[What is being asked]
Extract the full listing verbatim and drop any pictures from your copy.

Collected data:
## Start

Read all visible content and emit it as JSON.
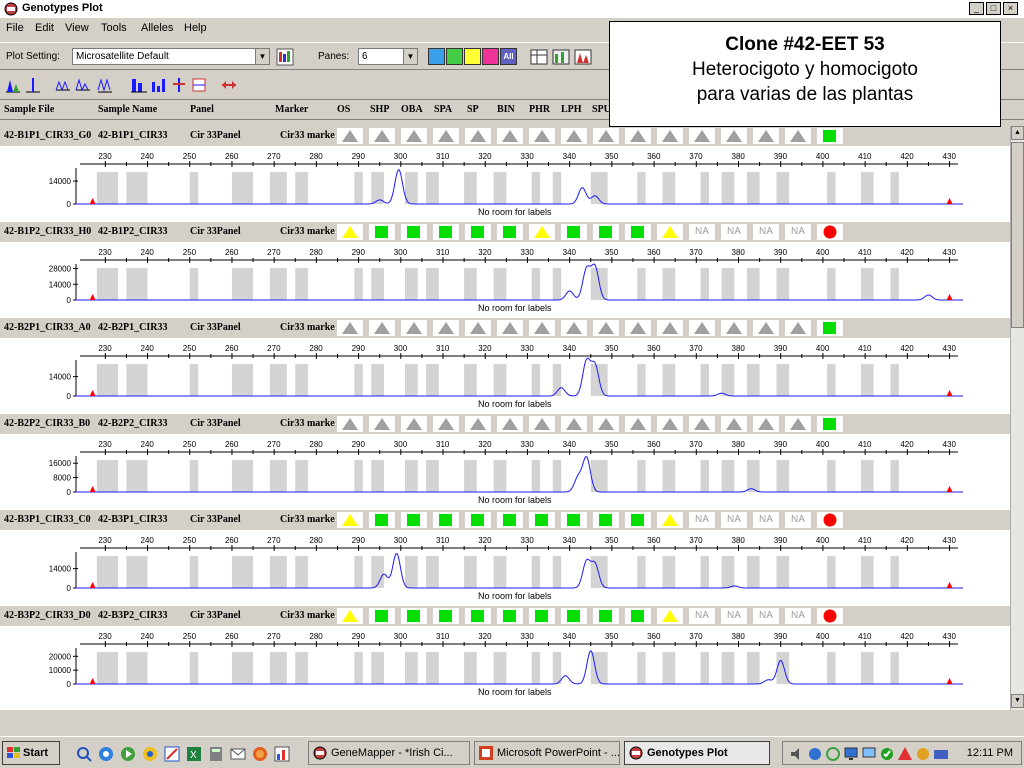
{
  "window": {
    "title": "Genotypes Plot",
    "minimize": "_",
    "maximize": "□",
    "close": "×"
  },
  "menu": [
    "File",
    "Edit",
    "View",
    "Tools",
    "Alleles",
    "Help"
  ],
  "toolbar": {
    "plot_setting_label": "Plot Setting:",
    "plot_setting_value": "Microsatellite Default",
    "panes_label": "Panes:",
    "panes_value": "6",
    "all_label": "All"
  },
  "columns": [
    "Sample File",
    "Sample Name",
    "Panel",
    "Marker",
    "OS",
    "SHP",
    "OBA",
    "SPA",
    "SP",
    "BIN",
    "PHR",
    "LPH",
    "SPU"
  ],
  "annotation": {
    "title": "Clone #42-EET 53",
    "line1": "Heterocigoto y  homocigoto",
    "line2": "para varias de las plantas"
  },
  "axis_ticks": [
    "230",
    "240",
    "250",
    "260",
    "270",
    "280",
    "290",
    "300",
    "310",
    "320",
    "330",
    "340",
    "350",
    "360",
    "370",
    "380",
    "390",
    "400",
    "410",
    "420",
    "430"
  ],
  "no_room": "No room for labels",
  "colors": {
    "trace": "#1a1aff",
    "bin": "#d3d3d3",
    "ok": "#00e000",
    "warn": "#ffff00",
    "fail": "#ff0000",
    "flag": "#a0a0a0"
  },
  "panes": [
    {
      "file": "42-B1P1_CIR33_G0",
      "name": "42-B1P1_CIR33",
      "panel": "Cir 33Panel",
      "marker": "Cir33 marke",
      "yticks": [
        "14000",
        "0"
      ],
      "ymax": 22000,
      "peaks": [
        {
          "x": 299.5,
          "h": 21000
        },
        {
          "x": 295,
          "h": 2500
        },
        {
          "x": 343,
          "h": 10000
        },
        {
          "x": 346,
          "h": 5000
        }
      ],
      "quality": [
        "tri",
        "tri",
        "tri",
        "tri",
        "tri",
        "tri",
        "tri",
        "tri",
        "tri",
        "tri",
        "tri",
        "tri",
        "tri",
        "tri",
        "tri",
        "sq"
      ]
    },
    {
      "file": "42-B1P2_CIR33_H0",
      "name": "42-B1P2_CIR33",
      "panel": "Cir 33Panel",
      "marker": "Cir33 marke",
      "yticks": [
        "28000",
        "14000",
        "0"
      ],
      "ymax": 32000,
      "peaks": [
        {
          "x": 344,
          "h": 27000
        },
        {
          "x": 346,
          "h": 29000
        },
        {
          "x": 340,
          "h": 8000
        },
        {
          "x": 425,
          "h": 4500
        }
      ],
      "quality": [
        "ytri",
        "sq",
        "sq",
        "sq",
        "sq",
        "sq",
        "ytri",
        "sq",
        "sq",
        "sq",
        "ytri",
        "NA",
        "NA",
        "NA",
        "NA",
        "circ"
      ]
    },
    {
      "file": "42-B2P1_CIR33_A0",
      "name": "42-B2P1_CIR33",
      "panel": "Cir 33Panel",
      "marker": "Cir33 marke",
      "yticks": [
        "14000",
        "0"
      ],
      "ymax": 26000,
      "peaks": [
        {
          "x": 344,
          "h": 25000
        },
        {
          "x": 346,
          "h": 22000
        },
        {
          "x": 338,
          "h": 6000
        },
        {
          "x": 376,
          "h": 2000
        }
      ],
      "quality": [
        "tri",
        "tri",
        "tri",
        "tri",
        "tri",
        "tri",
        "tri",
        "tri",
        "tri",
        "tri",
        "tri",
        "tri",
        "tri",
        "tri",
        "tri",
        "sq"
      ]
    },
    {
      "file": "42-B2P2_CIR33_B0",
      "name": "42-B2P2_CIR33",
      "panel": "Cir 33Panel",
      "marker": "Cir33 marke",
      "yticks": [
        "16000",
        "8000",
        "0"
      ],
      "ymax": 20000,
      "peaks": [
        {
          "x": 344,
          "h": 19000
        },
        {
          "x": 342,
          "h": 8000
        },
        {
          "x": 383,
          "h": 1800
        }
      ],
      "quality": [
        "tri",
        "tri",
        "tri",
        "tri",
        "tri",
        "tri",
        "tri",
        "tri",
        "tri",
        "tri",
        "tri",
        "tri",
        "tri",
        "tri",
        "tri",
        "sq"
      ]
    },
    {
      "file": "42-B3P1_CIR33_C0",
      "name": "42-B3P1_CIR33",
      "panel": "Cir 33Panel",
      "marker": "Cir33 marke",
      "yticks": [
        "14000",
        "0"
      ],
      "ymax": 26000,
      "peaks": [
        {
          "x": 299,
          "h": 25000
        },
        {
          "x": 296,
          "h": 10000
        },
        {
          "x": 344,
          "h": 19000
        },
        {
          "x": 346,
          "h": 17000
        },
        {
          "x": 379,
          "h": 1500
        }
      ],
      "quality": [
        "ytri",
        "sq",
        "sq",
        "sq",
        "sq",
        "sq",
        "sq",
        "sq",
        "sq",
        "sq",
        "ytri",
        "NA",
        "NA",
        "NA",
        "NA",
        "circ"
      ]
    },
    {
      "file": "42-B3P2_CIR33_D0",
      "name": "42-B3P2_CIR33",
      "panel": "Cir 33Panel",
      "marker": "Cir33 marke",
      "yticks": [
        "20000",
        "10000",
        "0"
      ],
      "ymax": 26000,
      "peaks": [
        {
          "x": 345,
          "h": 24000
        },
        {
          "x": 339,
          "h": 6000
        },
        {
          "x": 390,
          "h": 17000
        },
        {
          "x": 387,
          "h": 3000
        }
      ],
      "quality": [
        "ytri",
        "sq",
        "sq",
        "sq",
        "sq",
        "sq",
        "sq",
        "sq",
        "sq",
        "sq",
        "ytri",
        "NA",
        "NA",
        "NA",
        "NA",
        "circ"
      ]
    }
  ],
  "taskbar": {
    "start": "Start",
    "buttons": [
      {
        "label": "GeneMapper - *Irish  Ci...",
        "active": false
      },
      {
        "label": "Microsoft PowerPoint - ...",
        "active": false
      },
      {
        "label": "Genotypes Plot",
        "active": true
      }
    ],
    "clock": "12:11 PM"
  }
}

## End

[Result of the exercise]
Read all visible content and emit it as JSON.
{
  "window": {
    "title": "Genotypes Plot",
    "minimize": "_",
    "maximize": "□",
    "close": "×"
  },
  "menu": [
    "File",
    "Edit",
    "View",
    "Tools",
    "Alleles",
    "Help"
  ],
  "toolbar": {
    "plot_setting_label": "Plot Setting:",
    "plot_setting_value": "Microsatellite Default",
    "panes_label": "Panes:",
    "panes_value": "6",
    "all_label": "All"
  },
  "columns": [
    "Sample File",
    "Sample Name",
    "Panel",
    "Marker",
    "OS",
    "SHP",
    "OBA",
    "SPA",
    "SP",
    "BIN",
    "PHR",
    "LPH",
    "SPU"
  ],
  "annotation": {
    "title": "Clone #42-EET 53",
    "line1": "Heterocigoto y  homocigoto",
    "line2": "para varias de las plantas"
  },
  "axis_ticks": [
    "230",
    "240",
    "250",
    "260",
    "270",
    "280",
    "290",
    "300",
    "310",
    "320",
    "330",
    "340",
    "350",
    "360",
    "370",
    "380",
    "390",
    "400",
    "410",
    "420",
    "430"
  ],
  "no_room": "No room for labels",
  "colors": {
    "trace": "#1a1aff",
    "bin": "#d3d3d3",
    "ok": "#00e000",
    "warn": "#ffff00",
    "fail": "#ff0000",
    "flag": "#a0a0a0"
  },
  "panes": [
    {
      "file": "42-B1P1_CIR33_G0",
      "name": "42-B1P1_CIR33",
      "panel": "Cir 33Panel",
      "marker": "Cir33 marke",
      "yticks": [
        "14000",
        "0"
      ],
      "ymax": 22000,
      "peaks": [
        {
          "x": 299.5,
          "h": 21000
        },
        {
          "x": 295,
          "h": 2500
        },
        {
          "x": 343,
          "h": 10000
        },
        {
          "x": 346,
          "h": 5000
        }
      ],
      "quality": [
        "tri",
        "tri",
        "tri",
        "tri",
        "tri",
        "tri",
        "tri",
        "tri",
        "tri",
        "tri",
        "tri",
        "tri",
        "tri",
        "tri",
        "tri",
        "sq"
      ]
    },
    {
      "file": "42-B1P2_CIR33_H0",
      "name": "42-B1P2_CIR33",
      "panel": "Cir 33Panel",
      "marker": "Cir33 marke",
      "yticks": [
        "28000",
        "14000",
        "0"
      ],
      "ymax": 32000,
      "peaks": [
        {
          "x": 344,
          "h": 27000
        },
        {
          "x": 346,
          "h": 29000
        },
        {
          "x": 340,
          "h": 8000
        },
        {
          "x": 425,
          "h": 4500
        }
      ],
      "quality": [
        "ytri",
        "sq",
        "sq",
        "sq",
        "sq",
        "sq",
        "ytri",
        "sq",
        "sq",
        "sq",
        "ytri",
        "NA",
        "NA",
        "NA",
        "NA",
        "circ"
      ]
    },
    {
      "file": "42-B2P1_CIR33_A0",
      "name": "42-B2P1_CIR33",
      "panel": "Cir 33Panel",
      "marker": "Cir33 marke",
      "yticks": [
        "14000",
        "0"
      ],
      "ymax": 26000,
      "peaks": [
        {
          "x": 344,
          "h": 25000
        },
        {
          "x": 346,
          "h": 22000
        },
        {
          "x": 338,
          "h": 6000
        },
        {
          "x": 376,
          "h": 2000
        }
      ],
      "quality": [
        "tri",
        "tri",
        "tri",
        "tri",
        "tri",
        "tri",
        "tri",
        "tri",
        "tri",
        "tri",
        "tri",
        "tri",
        "tri",
        "tri",
        "tri",
        "sq"
      ]
    },
    {
      "file": "42-B2P2_CIR33_B0",
      "name": "42-B2P2_CIR33",
      "panel": "Cir 33Panel",
      "marker": "Cir33 marke",
      "yticks": [
        "16000",
        "8000",
        "0"
      ],
      "ymax": 20000,
      "peaks": [
        {
          "x": 344,
          "h": 19000
        },
        {
          "x": 342,
          "h": 8000
        },
        {
          "x": 383,
          "h": 1800
        }
      ],
      "quality": [
        "tri",
        "tri",
        "tri",
        "tri",
        "tri",
        "tri",
        "tri",
        "tri",
        "tri",
        "tri",
        "tri",
        "tri",
        "tri",
        "tri",
        "tri",
        "sq"
      ]
    },
    {
      "file": "42-B3P1_CIR33_C0",
      "name": "42-B3P1_CIR33",
      "panel": "Cir 33Panel",
      "marker": "Cir33 marke",
      "yticks": [
        "14000",
        "0"
      ],
      "ymax": 26000,
      "peaks": [
        {
          "x": 299,
          "h": 25000
        },
        {
          "x": 296,
          "h": 10000
        },
        {
          "x": 344,
          "h": 19000
        },
        {
          "x": 346,
          "h": 17000
        },
        {
          "x": 379,
          "h": 1500
        }
      ],
      "quality": [
        "ytri",
        "sq",
        "sq",
        "sq",
        "sq",
        "sq",
        "sq",
        "sq",
        "sq",
        "sq",
        "ytri",
        "NA",
        "NA",
        "NA",
        "NA",
        "circ"
      ]
    },
    {
      "file": "42-B3P2_CIR33_D0",
      "name": "42-B3P2_CIR33",
      "panel": "Cir 33Panel",
      "marker": "Cir33 marke",
      "yticks": [
        "20000",
        "10000",
        "0"
      ],
      "ymax": 26000,
      "peaks": [
        {
          "x": 345,
          "h": 24000
        },
        {
          "x": 339,
          "h": 6000
        },
        {
          "x": 390,
          "h": 17000
        },
        {
          "x": 387,
          "h": 3000
        }
      ],
      "quality": [
        "ytri",
        "sq",
        "sq",
        "sq",
        "sq",
        "sq",
        "sq",
        "sq",
        "sq",
        "sq",
        "ytri",
        "NA",
        "NA",
        "NA",
        "NA",
        "circ"
      ]
    }
  ],
  "taskbar": {
    "start": "Start",
    "buttons": [
      {
        "label": "GeneMapper - *Irish  Ci...",
        "active": false
      },
      {
        "label": "Microsoft PowerPoint - ...",
        "active": false
      },
      {
        "label": "Genotypes Plot",
        "active": true
      }
    ],
    "clock": "12:11 PM"
  }
}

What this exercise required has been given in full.